(Extracted records)
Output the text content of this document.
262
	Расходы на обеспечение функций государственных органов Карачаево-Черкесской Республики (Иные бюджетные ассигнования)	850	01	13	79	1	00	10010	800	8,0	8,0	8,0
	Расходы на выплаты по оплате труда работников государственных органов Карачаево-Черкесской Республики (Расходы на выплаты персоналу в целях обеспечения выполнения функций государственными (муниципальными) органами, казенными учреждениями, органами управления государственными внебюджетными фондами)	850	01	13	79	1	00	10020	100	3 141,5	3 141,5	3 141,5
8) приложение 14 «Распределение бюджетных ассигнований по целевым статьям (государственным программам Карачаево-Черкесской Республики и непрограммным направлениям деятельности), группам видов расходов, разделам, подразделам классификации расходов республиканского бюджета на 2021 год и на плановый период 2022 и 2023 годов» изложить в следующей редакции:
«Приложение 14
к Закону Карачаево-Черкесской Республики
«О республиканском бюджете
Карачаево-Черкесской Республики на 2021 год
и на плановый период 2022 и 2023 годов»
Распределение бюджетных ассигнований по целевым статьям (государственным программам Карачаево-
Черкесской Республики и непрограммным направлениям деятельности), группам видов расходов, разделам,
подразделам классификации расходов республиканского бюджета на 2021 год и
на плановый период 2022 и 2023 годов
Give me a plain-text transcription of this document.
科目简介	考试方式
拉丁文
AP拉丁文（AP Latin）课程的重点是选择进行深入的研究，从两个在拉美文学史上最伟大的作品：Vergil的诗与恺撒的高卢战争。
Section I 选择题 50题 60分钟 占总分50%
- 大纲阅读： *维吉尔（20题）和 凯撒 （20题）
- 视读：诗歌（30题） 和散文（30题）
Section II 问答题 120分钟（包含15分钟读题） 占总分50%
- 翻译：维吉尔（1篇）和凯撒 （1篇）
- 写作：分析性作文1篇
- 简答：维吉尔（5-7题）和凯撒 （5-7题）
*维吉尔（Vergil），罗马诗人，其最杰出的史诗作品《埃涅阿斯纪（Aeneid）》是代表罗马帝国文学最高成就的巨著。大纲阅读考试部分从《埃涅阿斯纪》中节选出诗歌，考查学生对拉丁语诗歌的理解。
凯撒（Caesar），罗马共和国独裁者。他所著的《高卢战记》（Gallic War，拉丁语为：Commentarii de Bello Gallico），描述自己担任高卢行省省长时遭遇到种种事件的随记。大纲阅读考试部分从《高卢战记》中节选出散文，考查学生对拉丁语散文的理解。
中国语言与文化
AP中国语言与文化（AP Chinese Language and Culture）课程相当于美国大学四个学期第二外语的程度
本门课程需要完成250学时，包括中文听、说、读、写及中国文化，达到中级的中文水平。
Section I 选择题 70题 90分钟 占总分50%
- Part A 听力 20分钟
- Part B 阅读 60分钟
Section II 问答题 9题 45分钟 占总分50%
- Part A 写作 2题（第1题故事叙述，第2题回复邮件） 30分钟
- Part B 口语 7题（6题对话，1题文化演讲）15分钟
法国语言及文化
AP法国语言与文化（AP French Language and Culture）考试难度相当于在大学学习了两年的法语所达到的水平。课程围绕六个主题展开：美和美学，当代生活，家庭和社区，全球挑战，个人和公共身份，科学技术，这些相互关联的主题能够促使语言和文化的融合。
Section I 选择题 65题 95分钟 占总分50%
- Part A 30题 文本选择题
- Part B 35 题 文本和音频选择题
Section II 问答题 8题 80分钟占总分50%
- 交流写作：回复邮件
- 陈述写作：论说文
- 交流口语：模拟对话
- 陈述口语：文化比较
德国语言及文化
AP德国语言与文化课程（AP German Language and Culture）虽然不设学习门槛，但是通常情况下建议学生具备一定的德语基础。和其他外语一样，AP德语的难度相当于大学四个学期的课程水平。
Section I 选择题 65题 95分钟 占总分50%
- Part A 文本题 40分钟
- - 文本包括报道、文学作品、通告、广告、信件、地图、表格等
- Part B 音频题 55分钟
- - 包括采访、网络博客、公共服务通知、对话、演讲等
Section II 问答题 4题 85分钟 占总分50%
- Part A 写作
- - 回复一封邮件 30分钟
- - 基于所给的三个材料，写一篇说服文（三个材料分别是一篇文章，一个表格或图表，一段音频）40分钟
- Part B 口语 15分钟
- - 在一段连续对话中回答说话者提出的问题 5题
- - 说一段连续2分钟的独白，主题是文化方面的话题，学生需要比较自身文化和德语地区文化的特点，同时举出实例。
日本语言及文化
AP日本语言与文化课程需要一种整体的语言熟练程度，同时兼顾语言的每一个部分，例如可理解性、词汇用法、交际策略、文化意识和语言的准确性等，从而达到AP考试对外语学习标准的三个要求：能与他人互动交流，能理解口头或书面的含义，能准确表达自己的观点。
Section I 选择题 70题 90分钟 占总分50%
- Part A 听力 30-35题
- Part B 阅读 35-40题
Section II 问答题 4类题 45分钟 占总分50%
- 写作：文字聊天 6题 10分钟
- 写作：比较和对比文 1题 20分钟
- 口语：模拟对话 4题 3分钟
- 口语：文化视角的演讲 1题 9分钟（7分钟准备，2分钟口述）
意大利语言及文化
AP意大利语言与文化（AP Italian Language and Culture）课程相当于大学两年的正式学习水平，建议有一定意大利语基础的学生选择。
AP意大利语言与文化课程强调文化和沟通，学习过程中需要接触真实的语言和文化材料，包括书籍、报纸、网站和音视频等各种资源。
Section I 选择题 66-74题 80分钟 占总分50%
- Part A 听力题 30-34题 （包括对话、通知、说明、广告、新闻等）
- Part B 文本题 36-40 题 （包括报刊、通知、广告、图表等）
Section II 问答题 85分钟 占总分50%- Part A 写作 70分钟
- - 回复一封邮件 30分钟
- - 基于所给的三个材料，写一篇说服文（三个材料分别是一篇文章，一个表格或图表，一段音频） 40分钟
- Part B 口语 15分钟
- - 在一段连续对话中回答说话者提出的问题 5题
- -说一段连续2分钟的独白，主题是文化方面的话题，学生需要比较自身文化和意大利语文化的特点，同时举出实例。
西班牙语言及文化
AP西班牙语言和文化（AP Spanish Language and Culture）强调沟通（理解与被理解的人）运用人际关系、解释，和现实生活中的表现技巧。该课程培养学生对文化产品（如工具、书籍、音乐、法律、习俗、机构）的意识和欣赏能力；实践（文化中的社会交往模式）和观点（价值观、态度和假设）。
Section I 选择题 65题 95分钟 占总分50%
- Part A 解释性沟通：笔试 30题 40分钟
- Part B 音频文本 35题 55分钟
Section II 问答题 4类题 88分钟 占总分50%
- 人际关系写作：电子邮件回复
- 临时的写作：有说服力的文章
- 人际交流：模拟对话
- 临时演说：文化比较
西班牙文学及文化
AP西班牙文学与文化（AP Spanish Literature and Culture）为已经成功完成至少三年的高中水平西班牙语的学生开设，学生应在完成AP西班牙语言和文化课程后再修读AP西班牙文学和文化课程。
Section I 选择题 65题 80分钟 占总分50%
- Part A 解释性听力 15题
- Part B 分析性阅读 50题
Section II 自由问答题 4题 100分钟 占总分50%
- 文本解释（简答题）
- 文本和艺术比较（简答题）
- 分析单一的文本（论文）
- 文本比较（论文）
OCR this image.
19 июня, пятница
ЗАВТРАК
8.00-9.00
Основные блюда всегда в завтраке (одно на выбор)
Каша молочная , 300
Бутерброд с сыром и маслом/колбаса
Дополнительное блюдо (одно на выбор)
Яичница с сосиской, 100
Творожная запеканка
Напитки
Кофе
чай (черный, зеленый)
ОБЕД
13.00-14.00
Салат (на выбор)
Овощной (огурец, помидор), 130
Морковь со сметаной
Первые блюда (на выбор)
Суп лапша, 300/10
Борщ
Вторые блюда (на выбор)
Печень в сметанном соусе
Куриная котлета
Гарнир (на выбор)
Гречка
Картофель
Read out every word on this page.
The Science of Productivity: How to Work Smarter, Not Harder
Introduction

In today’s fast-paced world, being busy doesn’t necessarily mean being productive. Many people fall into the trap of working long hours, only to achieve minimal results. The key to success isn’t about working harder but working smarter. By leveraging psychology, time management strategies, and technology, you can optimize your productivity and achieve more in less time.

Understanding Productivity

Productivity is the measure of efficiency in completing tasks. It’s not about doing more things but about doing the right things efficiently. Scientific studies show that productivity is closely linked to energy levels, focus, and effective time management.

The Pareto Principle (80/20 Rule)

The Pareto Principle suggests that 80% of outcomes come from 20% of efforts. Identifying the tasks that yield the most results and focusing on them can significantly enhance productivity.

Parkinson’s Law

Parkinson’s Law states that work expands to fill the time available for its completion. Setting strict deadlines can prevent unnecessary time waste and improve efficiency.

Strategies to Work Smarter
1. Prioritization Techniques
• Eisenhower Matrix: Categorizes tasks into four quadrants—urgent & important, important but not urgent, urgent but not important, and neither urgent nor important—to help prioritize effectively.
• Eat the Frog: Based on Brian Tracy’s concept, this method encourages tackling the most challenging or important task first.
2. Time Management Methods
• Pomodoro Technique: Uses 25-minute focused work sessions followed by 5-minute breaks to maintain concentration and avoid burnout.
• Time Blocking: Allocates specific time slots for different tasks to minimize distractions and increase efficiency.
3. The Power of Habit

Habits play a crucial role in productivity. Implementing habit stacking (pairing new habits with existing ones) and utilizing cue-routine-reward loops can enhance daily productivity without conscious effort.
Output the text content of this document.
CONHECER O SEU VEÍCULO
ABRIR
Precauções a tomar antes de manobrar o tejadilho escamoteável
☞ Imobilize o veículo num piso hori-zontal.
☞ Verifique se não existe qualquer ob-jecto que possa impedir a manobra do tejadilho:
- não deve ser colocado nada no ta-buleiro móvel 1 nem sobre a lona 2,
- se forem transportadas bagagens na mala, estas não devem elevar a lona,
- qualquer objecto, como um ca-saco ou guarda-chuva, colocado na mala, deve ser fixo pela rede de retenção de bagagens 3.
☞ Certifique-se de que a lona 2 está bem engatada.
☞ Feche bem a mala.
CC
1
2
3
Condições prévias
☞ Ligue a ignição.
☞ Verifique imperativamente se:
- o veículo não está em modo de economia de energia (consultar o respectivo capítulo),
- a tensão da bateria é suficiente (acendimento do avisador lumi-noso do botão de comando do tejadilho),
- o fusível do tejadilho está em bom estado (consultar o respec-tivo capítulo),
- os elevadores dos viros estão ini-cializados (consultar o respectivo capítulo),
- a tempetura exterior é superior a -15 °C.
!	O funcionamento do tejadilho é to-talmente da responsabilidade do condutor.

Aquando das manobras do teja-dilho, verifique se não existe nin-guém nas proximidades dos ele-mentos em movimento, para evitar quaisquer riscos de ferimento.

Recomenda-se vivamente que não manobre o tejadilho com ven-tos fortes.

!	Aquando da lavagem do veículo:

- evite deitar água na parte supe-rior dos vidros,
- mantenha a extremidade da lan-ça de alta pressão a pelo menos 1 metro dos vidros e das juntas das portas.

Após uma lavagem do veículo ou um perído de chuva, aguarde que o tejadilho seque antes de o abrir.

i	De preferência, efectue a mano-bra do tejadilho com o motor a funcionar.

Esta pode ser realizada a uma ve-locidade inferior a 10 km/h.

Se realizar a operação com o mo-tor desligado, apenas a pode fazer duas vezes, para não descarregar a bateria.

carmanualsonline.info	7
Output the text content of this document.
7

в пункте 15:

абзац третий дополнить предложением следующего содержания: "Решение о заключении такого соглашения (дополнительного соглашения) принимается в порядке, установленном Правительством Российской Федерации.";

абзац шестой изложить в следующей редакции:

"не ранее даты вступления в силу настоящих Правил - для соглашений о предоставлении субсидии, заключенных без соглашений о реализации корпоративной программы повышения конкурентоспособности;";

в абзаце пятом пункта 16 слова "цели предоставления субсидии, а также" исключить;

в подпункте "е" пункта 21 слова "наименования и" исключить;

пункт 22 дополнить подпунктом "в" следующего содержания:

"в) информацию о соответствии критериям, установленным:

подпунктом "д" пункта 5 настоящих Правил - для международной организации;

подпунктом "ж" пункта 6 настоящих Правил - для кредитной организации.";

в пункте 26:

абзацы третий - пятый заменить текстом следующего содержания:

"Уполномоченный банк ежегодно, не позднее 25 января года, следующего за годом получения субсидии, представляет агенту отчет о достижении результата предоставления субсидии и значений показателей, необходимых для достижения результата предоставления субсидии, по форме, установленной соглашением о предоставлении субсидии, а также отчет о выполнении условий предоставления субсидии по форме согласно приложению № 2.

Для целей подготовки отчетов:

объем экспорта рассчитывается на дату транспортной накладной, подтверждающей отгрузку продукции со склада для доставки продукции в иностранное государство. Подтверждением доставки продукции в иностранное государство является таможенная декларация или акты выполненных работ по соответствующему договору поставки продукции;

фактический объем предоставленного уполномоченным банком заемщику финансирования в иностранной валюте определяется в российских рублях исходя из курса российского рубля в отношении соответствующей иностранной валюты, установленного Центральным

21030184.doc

■ Required task: Where a line above contains the string "функций", copy that line.

■ Exercise output:
	Расходы на обеспечение функций государственных органов Карачаево-Черкесской Республики (Иные бюджетные ассигнования)	850	01	13	79	1	00	10010	800	8,0	8,0	8,0
	Расходы на выплаты по оплате труда работников государственных органов Карачаево-Черкесской Республики (Расходы на выплаты персоналу в целях обеспечения выполнения функций государственными (муниципальными) органами, казенными учреждениями, органами управления государственными внебюджетными фондами)	850	01	13	79	1	00	10020	100	3 141,5	3 141,5	3 141,5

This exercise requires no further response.